**Work to be completed:**
Repeat exactly the lines below, from the line containing "Read all visible content and emit it as JSON." through the last line, both included. Leave out any pictures.

══════════

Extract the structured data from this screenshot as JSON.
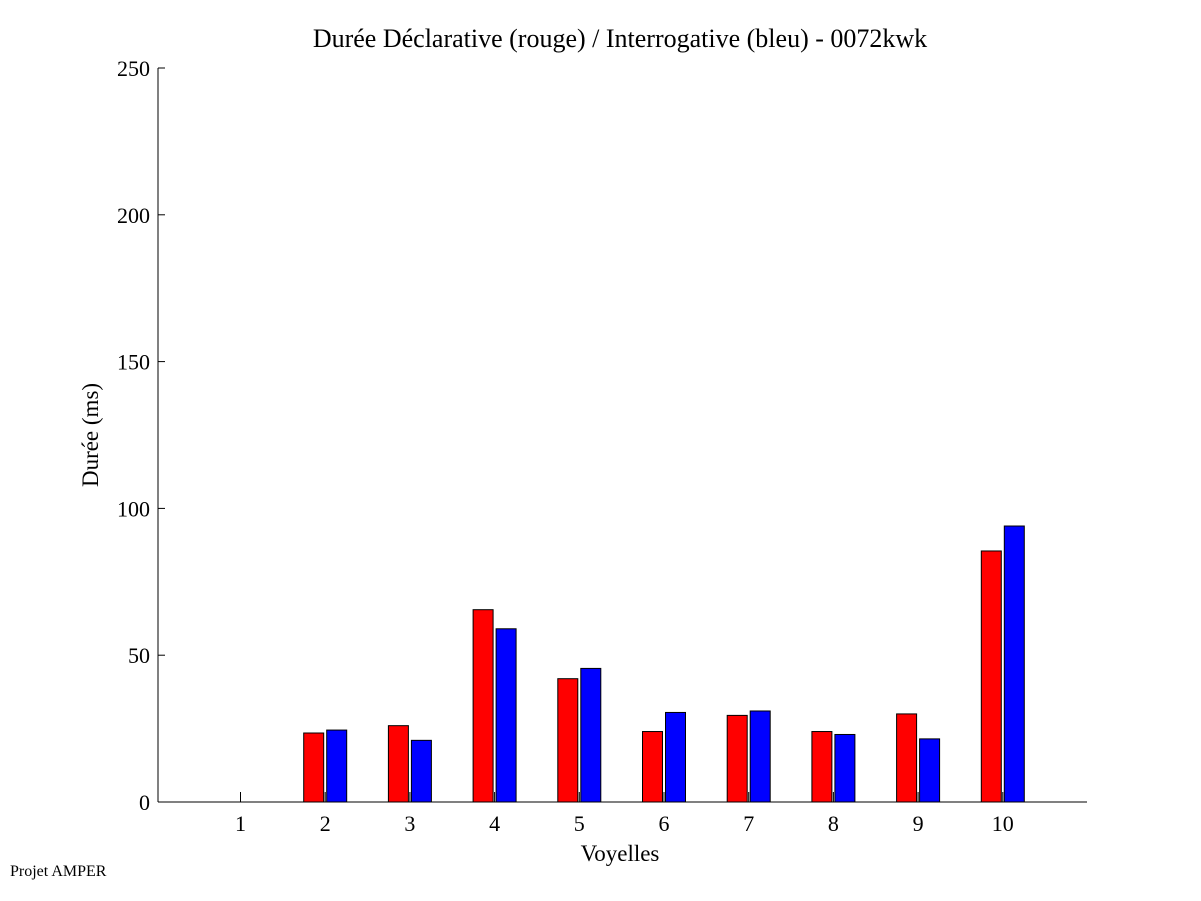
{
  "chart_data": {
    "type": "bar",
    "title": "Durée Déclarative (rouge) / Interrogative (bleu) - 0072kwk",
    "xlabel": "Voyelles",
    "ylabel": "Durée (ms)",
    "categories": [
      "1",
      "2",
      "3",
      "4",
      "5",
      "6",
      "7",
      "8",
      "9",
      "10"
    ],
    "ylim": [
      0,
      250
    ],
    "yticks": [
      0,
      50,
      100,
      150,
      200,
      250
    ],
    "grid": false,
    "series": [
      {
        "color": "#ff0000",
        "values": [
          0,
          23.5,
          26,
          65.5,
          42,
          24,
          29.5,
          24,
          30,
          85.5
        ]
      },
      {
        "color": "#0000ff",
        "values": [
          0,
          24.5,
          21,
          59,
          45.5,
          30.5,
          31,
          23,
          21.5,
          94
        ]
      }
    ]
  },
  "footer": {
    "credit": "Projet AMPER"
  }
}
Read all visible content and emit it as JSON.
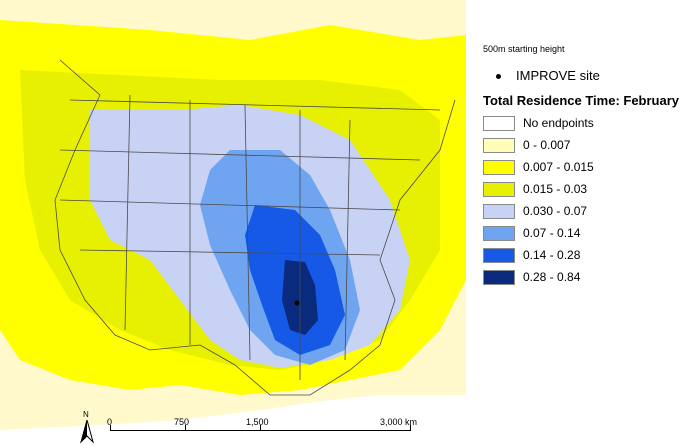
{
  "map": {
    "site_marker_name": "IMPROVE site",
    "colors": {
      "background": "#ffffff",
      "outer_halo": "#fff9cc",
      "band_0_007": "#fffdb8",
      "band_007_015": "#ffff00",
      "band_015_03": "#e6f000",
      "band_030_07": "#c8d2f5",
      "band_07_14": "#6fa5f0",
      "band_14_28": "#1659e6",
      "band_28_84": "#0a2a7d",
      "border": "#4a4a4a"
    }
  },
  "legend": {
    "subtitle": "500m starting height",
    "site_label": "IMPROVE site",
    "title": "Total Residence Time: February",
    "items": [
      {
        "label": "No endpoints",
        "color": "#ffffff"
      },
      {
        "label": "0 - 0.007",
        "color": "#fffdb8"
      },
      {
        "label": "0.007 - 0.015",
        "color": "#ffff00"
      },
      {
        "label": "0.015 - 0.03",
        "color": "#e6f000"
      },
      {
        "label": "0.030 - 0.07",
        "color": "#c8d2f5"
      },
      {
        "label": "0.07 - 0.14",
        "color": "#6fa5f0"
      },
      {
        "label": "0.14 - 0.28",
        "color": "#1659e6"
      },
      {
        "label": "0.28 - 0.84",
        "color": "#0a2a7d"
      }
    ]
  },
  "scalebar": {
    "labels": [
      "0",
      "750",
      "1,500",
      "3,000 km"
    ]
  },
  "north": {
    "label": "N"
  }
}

══════════

**Task answer:**
Read all visible content and emit it as JSON.
{
  "map": {
    "site_marker_name": "IMPROVE site",
    "colors": {
      "background": "#ffffff",
      "outer_halo": "#fff9cc",
      "band_0_007": "#fffdb8",
      "band_007_015": "#ffff00",
      "band_015_03": "#e6f000",
      "band_030_07": "#c8d2f5",
      "band_07_14": "#6fa5f0",
      "band_14_28": "#1659e6",
      "band_28_84": "#0a2a7d",
      "border": "#4a4a4a"
    }
  },
  "legend": {
    "subtitle": "500m starting height",
    "site_label": "IMPROVE site",
    "title": "Total Residence Time: February",
    "items": [
      {
        "label": "No endpoints",
        "color": "#ffffff"
      },
      {
        "label": "0 - 0.007",
        "color": "#fffdb8"
      },
      {
        "label": "0.007 - 0.015",
        "color": "#ffff00"
      },
      {
        "label": "0.015 - 0.03",
        "color": "#e6f000"
      },
      {
        "label": "0.030 - 0.07",
        "color": "#c8d2f5"
      },
      {
        "label": "0.07 - 0.14",
        "color": "#6fa5f0"
      },
      {
        "label": "0.14 - 0.28",
        "color": "#1659e6"
      },
      {
        "label": "0.28 - 0.84",
        "color": "#0a2a7d"
      }
    ]
  },
  "scalebar": {
    "labels": [
      "0",
      "750",
      "1,500",
      "3,000 km"
    ]
  },
  "north": {
    "label": "N"
  }
}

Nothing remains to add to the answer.